## start MATERIAL PROVIDED
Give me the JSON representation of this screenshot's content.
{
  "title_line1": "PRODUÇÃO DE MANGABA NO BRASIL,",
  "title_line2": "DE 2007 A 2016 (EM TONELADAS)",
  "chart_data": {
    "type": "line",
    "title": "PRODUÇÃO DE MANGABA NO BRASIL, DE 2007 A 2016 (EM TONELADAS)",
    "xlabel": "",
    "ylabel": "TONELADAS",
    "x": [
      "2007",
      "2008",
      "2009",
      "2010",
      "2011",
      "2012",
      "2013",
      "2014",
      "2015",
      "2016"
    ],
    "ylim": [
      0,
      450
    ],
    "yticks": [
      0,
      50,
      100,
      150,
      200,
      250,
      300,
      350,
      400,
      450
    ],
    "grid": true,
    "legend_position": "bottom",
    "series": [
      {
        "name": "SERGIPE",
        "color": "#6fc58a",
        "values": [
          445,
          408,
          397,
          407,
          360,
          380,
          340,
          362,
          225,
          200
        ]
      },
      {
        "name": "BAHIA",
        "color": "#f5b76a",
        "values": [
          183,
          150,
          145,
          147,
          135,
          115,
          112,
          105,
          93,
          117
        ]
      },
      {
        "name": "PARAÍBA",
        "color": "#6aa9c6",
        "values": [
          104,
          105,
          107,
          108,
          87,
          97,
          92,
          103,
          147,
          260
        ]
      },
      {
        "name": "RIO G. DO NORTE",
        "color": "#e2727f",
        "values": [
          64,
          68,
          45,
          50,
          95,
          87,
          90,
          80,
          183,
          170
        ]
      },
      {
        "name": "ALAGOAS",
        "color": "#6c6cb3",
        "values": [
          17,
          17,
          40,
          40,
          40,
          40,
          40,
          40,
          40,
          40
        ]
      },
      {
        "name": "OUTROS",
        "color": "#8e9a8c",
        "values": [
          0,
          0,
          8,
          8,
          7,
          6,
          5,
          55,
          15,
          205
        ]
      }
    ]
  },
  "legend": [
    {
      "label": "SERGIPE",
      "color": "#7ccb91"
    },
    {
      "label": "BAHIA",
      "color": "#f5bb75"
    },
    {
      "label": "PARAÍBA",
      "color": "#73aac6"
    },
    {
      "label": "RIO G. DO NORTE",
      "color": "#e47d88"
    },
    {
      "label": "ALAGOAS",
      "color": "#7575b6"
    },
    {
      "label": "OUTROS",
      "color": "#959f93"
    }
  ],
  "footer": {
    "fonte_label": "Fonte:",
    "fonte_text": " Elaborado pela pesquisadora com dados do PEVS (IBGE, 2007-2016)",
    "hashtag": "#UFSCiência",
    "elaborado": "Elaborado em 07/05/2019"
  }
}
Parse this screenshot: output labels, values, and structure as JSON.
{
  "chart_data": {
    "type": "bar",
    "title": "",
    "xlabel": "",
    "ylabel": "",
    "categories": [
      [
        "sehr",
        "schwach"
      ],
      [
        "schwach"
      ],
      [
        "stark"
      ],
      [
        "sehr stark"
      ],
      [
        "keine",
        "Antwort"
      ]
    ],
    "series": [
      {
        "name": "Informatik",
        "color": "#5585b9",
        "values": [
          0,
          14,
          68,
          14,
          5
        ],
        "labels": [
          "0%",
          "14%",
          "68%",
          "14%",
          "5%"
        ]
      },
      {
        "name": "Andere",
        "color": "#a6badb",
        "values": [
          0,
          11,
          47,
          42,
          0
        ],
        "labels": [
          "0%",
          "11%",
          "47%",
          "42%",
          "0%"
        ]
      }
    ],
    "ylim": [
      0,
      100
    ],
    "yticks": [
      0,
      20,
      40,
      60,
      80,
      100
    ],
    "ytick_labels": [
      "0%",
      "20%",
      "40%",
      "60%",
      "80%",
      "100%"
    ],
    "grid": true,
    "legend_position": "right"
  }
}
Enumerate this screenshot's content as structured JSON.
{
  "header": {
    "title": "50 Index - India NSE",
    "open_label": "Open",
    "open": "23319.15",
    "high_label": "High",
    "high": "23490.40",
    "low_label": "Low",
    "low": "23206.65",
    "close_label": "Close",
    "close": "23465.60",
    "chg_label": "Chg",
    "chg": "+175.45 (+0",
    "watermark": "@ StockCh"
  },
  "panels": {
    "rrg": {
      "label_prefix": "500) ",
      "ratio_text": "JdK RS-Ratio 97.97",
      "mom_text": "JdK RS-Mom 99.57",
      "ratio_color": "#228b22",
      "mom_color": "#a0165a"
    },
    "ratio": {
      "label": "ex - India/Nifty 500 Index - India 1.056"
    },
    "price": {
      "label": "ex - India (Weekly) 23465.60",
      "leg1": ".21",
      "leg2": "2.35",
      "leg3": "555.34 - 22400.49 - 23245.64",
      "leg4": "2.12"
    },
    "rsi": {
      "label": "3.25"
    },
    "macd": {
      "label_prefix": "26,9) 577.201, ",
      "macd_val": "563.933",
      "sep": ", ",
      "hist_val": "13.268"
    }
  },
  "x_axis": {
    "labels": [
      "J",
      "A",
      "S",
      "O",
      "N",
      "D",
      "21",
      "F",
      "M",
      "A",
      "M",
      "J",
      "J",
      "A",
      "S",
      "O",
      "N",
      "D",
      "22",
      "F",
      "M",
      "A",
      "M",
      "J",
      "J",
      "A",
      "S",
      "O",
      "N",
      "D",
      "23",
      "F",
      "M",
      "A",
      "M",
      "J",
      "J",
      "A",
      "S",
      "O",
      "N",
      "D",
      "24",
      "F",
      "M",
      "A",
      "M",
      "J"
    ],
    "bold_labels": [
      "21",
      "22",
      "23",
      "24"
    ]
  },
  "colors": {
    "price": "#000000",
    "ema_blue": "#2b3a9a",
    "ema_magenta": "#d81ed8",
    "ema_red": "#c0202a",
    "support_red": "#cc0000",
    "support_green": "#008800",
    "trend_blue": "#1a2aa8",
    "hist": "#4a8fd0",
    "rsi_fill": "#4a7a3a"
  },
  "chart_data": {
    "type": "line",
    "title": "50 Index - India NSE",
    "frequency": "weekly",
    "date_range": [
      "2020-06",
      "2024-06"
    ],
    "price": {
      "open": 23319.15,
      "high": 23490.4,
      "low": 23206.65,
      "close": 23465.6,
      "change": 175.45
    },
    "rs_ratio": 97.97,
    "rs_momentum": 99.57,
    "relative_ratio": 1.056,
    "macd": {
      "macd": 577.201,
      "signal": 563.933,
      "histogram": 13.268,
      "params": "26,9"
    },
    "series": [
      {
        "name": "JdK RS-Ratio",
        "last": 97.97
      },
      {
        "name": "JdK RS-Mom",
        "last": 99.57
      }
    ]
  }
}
## end MATERIAL PROVIDED
■ **YOUR OBJECTIVE**
Every entry needs to be retyped exactly.

■ **FINISHED EXERCISE**
Give me the JSON representation of this screenshot's content.
{
  "title_line1": "PRODUÇÃO DE MANGABA NO BRASIL,",
  "title_line2": "DE 2007 A 2016 (EM TONELADAS)",
  "chart_data": {
    "type": "line",
    "title": "PRODUÇÃO DE MANGABA NO BRASIL, DE 2007 A 2016 (EM TONELADAS)",
    "xlabel": "",
    "ylabel": "TONELADAS",
    "x": [
      "2007",
      "2008",
      "2009",
      "2010",
      "2011",
      "2012",
      "2013",
      "2014",
      "2015",
      "2016"
    ],
    "ylim": [
      0,
      450
    ],
    "yticks": [
      0,
      50,
      100,
      150,
      200,
      250,
      300,
      350,
      400,
      450
    ],
    "grid": true,
    "legend_position": "bottom",
    "series": [
      {
        "name": "SERGIPE",
        "color": "#6fc58a",
        "values": [
          445,
          408,
          397,
          407,
          360,
          380,
          340,
          362,
          225,
          200
        ]
      },
      {
        "name": "BAHIA",
        "color": "#f5b76a",
        "values": [
          183,
          150,
          145,
          147,
          135,
          115,
          112,
          105,
          93,
          117
        ]
      },
      {
        "name": "PARAÍBA",
        "color": "#6aa9c6",
        "values": [
          104,
          105,
          107,
          108,
          87,
          97,
          92,
          103,
          147,
          260
        ]
      },
      {
        "name": "RIO G. DO NORTE",
        "color": "#e2727f",
        "values": [
          64,
          68,
          45,
          50,
          95,
          87,
          90,
          80,
          183,
          170
        ]
      },
      {
        "name": "ALAGOAS",
        "color": "#6c6cb3",
        "values": [
          17,
          17,
          40,
          40,
          40,
          40,
          40,
          40,
          40,
          40
        ]
      },
      {
        "name": "OUTROS",
        "color": "#8e9a8c",
        "values": [
          0,
          0,
          8,
          8,
          7,
          6,
          5,
          55,
          15,
          205
        ]
      }
    ]
  },
  "legend": [
    {
      "label": "SERGIPE",
      "color": "#7ccb91"
    },
    {
      "label": "BAHIA",
      "color": "#f5bb75"
    },
    {
      "label": "PARAÍBA",
      "color": "#73aac6"
    },
    {
      "label": "RIO G. DO NORTE",
      "color": "#e47d88"
    },
    {
      "label": "ALAGOAS",
      "color": "#7575b6"
    },
    {
      "label": "OUTROS",
      "color": "#959f93"
    }
  ],
  "footer": {
    "fonte_label": "Fonte:",
    "fonte_text": " Elaborado pela pesquisadora com dados do PEVS (IBGE, 2007-2016)",
    "hashtag": "#UFSCiência",
    "elaborado": "Elaborado em 07/05/2019"
  }
}
Parse this screenshot: output labels, values, and structure as JSON.
{
  "chart_data": {
    "type": "bar",
    "title": "",
    "xlabel": "",
    "ylabel": "",
    "categories": [
      [
        "sehr",
        "schwach"
      ],
      [
        "schwach"
      ],
      [
        "stark"
      ],
      [
        "sehr stark"
      ],
      [
        "keine",
        "Antwort"
      ]
    ],
    "series": [
      {
        "name": "Informatik",
        "color": "#5585b9",
        "values": [
          0,
          14,
          68,
          14,
          5
        ],
        "labels": [
          "0%",
          "14%",
          "68%",
          "14%",
          "5%"
        ]
      },
      {
        "name": "Andere",
        "color": "#a6badb",
        "values": [
          0,
          11,
          47,
          42,
          0
        ],
        "labels": [
          "0%",
          "11%",
          "47%",
          "42%",
          "0%"
        ]
      }
    ],
    "ylim": [
      0,
      100
    ],
    "yticks": [
      0,
      20,
      40,
      60,
      80,
      100
    ],
    "ytick_labels": [
      "0%",
      "20%",
      "40%",
      "60%",
      "80%",
      "100%"
    ],
    "grid": true,
    "legend_position": "right"
  }
}
Enumerate this screenshot's content as structured JSON.
{
  "header": {
    "title": "50 Index - India NSE",
    "open_label": "Open",
    "open": "23319.15",
    "high_label": "High",
    "high": "23490.40",
    "low_label": "Low",
    "low": "23206.65",
    "close_label": "Close",
    "close": "23465.60",
    "chg_label": "Chg",
    "chg": "+175.45 (+0",
    "watermark": "@ StockCh"
  },
  "panels": {
    "rrg": {
      "label_prefix": "500) ",
      "ratio_text": "JdK RS-Ratio 97.97",
      "mom_text": "JdK RS-Mom 99.57",
      "ratio_color": "#228b22",
      "mom_color": "#a0165a"
    },
    "ratio": {
      "label": "ex - India/Nifty 500 Index - India 1.056"
    },
    "price": {
      "label": "ex - India (Weekly) 23465.60",
      "leg1": ".21",
      "leg2": "2.35",
      "leg3": "555.34 - 22400.49 - 23245.64",
      "leg4": "2.12"
    },
    "rsi": {
      "label": "3.25"
    },
    "macd": {
      "label_prefix": "26,9) 577.201, ",
      "macd_val": "563.933",
      "sep": ", ",
      "hist_val": "13.268"
    }
  },
  "x_axis": {
    "labels": [
      "J",
      "A",
      "S",
      "O",
      "N",
      "D",
      "21",
      "F",
      "M",
      "A",
      "M",
      "J",
      "J",
      "A",
      "S",
      "O",
      "N",
      "D",
      "22",
      "F",
      "M",
      "A",
      "M",
      "J",
      "J",
      "A",
      "S",
      "O",
      "N",
      "D",
      "23",
      "F",
      "M",
      "A",
      "M",
      "J",
      "J",
      "A",
      "S",
      "O",
      "N",
      "D",
      "24",
      "F",
      "M",
      "A",
      "M",
      "J"
    ],
    "bold_labels": [
      "21",
      "22",
      "23",
      "24"
    ]
  },
  "colors": {
    "price": "#000000",
    "ema_blue": "#2b3a9a",
    "ema_magenta": "#d81ed8",
    "ema_red": "#c0202a",
    "support_red": "#cc0000",
    "support_green": "#008800",
    "trend_blue": "#1a2aa8",
    "hist": "#4a8fd0",
    "rsi_fill": "#4a7a3a"
  },
  "chart_data": {
    "type": "line",
    "title": "50 Index - India NSE",
    "frequency": "weekly",
    "date_range": [
      "2020-06",
      "2024-06"
    ],
    "price": {
      "open": 23319.15,
      "high": 23490.4,
      "low": 23206.65,
      "close": 23465.6,
      "change": 175.45
    },
    "rs_ratio": 97.97,
    "rs_momentum": 99.57,
    "relative_ratio": 1.056,
    "macd": {
      "macd": 577.201,
      "signal": 563.933,
      "histogram": 13.268,
      "params": "26,9"
    },
    "series": [
      {
        "name": "JdK RS-Ratio",
        "last": 97.97
      },
      {
        "name": "JdK RS-Mom",
        "last": 99.57
      }
    ]
  }
}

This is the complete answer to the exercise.